Problem requirements: Your answer should be a single number: the count of lines that hold the word "type".

§ §

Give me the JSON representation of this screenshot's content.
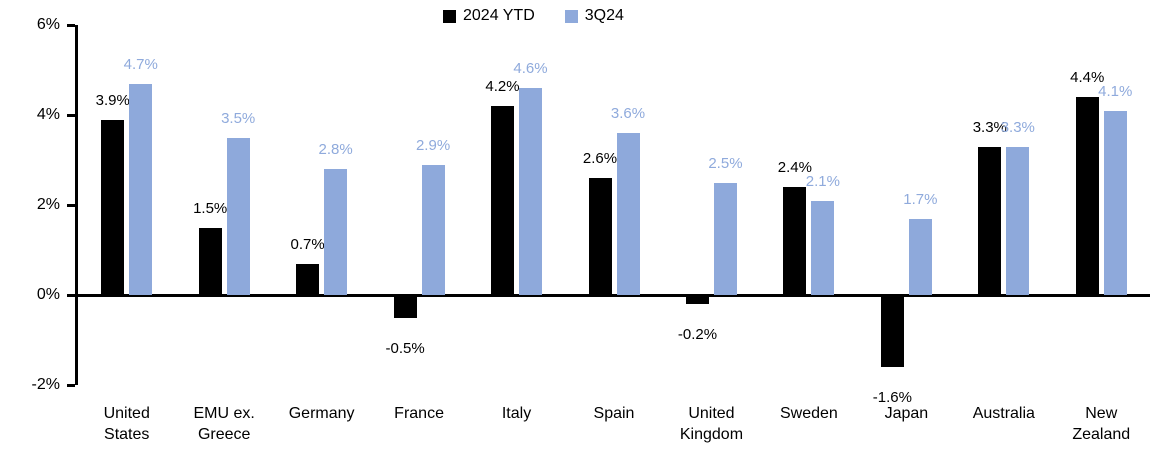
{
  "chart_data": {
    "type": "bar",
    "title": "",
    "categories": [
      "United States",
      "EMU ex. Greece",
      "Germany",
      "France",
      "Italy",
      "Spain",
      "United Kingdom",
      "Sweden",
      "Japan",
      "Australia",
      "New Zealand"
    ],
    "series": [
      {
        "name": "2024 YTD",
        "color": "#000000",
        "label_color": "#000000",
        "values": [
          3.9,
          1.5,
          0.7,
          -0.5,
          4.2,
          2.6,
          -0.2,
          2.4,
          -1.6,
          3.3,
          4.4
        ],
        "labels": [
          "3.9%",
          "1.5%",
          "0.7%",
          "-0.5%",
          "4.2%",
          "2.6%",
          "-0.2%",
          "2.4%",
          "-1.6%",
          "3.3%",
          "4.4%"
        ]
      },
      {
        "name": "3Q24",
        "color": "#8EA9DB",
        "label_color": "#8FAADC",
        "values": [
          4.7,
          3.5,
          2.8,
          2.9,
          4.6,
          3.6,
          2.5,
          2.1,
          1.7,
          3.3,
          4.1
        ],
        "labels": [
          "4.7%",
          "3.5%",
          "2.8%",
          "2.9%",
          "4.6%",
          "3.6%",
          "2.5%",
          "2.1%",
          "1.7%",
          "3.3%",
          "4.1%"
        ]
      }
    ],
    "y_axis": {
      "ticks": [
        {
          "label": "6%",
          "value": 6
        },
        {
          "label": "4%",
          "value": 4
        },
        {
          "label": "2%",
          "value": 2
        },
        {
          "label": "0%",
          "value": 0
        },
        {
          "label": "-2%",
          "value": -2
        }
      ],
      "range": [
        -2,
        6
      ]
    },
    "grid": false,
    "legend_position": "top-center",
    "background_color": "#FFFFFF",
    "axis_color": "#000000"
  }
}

§ §

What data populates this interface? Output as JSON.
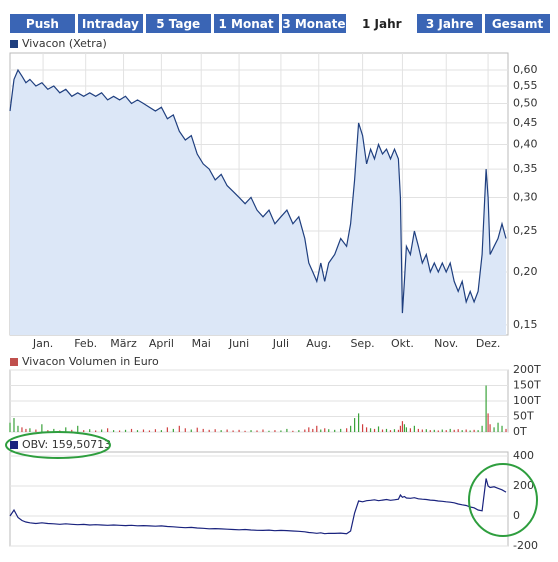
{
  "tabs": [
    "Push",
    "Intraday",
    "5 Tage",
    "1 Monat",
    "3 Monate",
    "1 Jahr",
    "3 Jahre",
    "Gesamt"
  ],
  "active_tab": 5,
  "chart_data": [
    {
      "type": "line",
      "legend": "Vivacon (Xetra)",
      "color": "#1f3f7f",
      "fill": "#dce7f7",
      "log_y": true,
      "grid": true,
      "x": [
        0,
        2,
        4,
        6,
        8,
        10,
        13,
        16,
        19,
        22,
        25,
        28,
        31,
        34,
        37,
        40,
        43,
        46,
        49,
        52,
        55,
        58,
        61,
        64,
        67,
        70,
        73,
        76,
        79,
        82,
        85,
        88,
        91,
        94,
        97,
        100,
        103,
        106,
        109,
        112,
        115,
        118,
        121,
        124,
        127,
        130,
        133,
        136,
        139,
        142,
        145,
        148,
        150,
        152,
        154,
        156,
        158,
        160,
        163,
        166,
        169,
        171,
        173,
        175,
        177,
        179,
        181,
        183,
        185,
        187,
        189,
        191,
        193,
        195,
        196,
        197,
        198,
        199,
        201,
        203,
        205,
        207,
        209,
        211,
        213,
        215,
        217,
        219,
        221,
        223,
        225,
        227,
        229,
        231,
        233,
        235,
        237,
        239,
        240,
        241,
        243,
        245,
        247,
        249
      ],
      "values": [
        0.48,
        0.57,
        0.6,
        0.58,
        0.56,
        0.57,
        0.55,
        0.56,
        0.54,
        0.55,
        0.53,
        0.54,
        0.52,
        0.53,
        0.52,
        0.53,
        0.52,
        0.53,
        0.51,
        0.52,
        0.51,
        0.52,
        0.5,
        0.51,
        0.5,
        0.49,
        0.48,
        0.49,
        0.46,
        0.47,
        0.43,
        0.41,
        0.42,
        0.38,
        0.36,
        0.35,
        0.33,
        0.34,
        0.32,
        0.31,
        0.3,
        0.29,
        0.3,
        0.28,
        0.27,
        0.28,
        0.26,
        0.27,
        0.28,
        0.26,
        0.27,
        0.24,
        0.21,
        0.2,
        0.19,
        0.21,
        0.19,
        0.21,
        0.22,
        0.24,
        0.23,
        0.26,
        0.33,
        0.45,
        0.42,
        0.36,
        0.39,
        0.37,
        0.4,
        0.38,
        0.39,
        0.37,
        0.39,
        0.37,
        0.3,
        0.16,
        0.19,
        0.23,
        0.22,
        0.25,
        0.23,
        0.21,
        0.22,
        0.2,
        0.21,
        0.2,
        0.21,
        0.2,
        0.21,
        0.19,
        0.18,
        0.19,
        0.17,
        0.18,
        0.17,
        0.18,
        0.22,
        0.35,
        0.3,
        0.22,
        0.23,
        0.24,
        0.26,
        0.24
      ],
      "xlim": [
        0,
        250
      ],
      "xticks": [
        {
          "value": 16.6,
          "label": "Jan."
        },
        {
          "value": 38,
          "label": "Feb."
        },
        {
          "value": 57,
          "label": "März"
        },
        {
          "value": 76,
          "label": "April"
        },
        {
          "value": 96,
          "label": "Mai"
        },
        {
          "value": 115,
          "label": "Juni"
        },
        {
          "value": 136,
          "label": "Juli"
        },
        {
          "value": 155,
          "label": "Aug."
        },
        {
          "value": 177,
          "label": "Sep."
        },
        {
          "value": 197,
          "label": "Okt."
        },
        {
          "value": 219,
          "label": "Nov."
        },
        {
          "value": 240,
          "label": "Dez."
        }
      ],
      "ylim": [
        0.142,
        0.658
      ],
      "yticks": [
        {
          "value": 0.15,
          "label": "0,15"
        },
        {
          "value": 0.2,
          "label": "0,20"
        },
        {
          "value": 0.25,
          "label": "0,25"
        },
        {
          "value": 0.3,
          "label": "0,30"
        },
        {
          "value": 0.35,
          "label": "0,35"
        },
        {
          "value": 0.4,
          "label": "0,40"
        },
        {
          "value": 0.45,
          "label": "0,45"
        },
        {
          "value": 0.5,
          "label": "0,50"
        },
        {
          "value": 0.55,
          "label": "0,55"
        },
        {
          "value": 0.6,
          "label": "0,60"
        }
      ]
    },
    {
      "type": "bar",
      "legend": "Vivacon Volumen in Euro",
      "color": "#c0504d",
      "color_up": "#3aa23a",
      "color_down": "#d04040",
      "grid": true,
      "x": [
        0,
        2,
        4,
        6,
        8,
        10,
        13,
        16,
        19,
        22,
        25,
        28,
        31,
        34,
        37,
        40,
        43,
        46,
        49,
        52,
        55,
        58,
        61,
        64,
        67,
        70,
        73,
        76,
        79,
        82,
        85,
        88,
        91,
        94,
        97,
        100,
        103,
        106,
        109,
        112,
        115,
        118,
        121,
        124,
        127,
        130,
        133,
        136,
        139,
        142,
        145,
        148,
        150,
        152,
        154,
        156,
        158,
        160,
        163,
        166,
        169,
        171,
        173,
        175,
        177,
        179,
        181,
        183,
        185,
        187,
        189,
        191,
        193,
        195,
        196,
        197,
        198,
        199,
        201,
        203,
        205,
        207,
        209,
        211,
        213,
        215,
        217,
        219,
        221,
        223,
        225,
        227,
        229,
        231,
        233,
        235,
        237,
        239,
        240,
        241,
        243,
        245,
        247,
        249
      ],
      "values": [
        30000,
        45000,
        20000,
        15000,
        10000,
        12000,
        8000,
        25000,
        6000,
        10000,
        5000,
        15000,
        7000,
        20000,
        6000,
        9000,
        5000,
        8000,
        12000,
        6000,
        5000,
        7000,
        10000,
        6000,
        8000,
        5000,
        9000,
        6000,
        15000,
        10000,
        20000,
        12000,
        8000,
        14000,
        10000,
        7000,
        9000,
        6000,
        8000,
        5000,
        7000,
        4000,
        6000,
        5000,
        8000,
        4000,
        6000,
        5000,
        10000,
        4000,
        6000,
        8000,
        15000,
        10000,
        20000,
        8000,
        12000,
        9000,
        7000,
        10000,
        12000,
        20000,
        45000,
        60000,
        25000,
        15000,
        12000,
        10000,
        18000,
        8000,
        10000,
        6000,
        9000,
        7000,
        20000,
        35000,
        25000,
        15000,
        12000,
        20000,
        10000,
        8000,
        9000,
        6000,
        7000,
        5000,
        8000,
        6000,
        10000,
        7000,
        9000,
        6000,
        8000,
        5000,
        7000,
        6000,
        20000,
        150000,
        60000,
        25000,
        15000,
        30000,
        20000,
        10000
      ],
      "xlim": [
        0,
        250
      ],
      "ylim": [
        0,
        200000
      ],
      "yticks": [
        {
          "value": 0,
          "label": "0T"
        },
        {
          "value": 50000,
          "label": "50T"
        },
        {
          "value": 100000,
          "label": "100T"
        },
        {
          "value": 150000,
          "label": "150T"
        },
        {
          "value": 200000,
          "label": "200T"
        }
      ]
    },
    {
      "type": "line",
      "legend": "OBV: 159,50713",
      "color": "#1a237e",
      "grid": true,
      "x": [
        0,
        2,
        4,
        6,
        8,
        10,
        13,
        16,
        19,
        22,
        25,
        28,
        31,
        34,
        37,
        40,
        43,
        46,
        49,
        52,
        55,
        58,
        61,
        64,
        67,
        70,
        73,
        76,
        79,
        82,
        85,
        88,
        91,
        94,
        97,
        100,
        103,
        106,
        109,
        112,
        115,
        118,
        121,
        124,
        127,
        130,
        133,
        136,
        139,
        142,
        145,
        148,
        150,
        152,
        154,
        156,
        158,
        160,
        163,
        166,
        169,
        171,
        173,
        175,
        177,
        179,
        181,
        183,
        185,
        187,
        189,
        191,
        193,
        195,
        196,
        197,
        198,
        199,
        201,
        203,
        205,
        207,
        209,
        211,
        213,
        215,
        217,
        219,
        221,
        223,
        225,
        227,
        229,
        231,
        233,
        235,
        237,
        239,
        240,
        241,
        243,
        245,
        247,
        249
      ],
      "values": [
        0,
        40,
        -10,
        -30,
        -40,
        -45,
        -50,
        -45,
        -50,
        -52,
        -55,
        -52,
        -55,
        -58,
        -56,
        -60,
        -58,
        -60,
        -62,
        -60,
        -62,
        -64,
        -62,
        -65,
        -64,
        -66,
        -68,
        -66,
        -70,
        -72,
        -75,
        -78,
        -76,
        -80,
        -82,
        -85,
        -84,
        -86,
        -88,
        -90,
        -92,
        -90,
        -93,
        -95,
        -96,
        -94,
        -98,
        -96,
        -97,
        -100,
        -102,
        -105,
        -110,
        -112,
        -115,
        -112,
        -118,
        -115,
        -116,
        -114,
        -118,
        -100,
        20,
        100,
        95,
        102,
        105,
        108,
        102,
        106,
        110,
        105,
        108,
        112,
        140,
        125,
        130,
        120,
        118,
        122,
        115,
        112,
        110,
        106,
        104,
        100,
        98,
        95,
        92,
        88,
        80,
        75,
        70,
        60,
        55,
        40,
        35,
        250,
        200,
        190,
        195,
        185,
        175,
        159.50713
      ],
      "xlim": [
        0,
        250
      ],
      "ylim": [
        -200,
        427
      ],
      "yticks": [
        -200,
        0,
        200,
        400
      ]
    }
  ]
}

§ §

Solution to the exercise: 4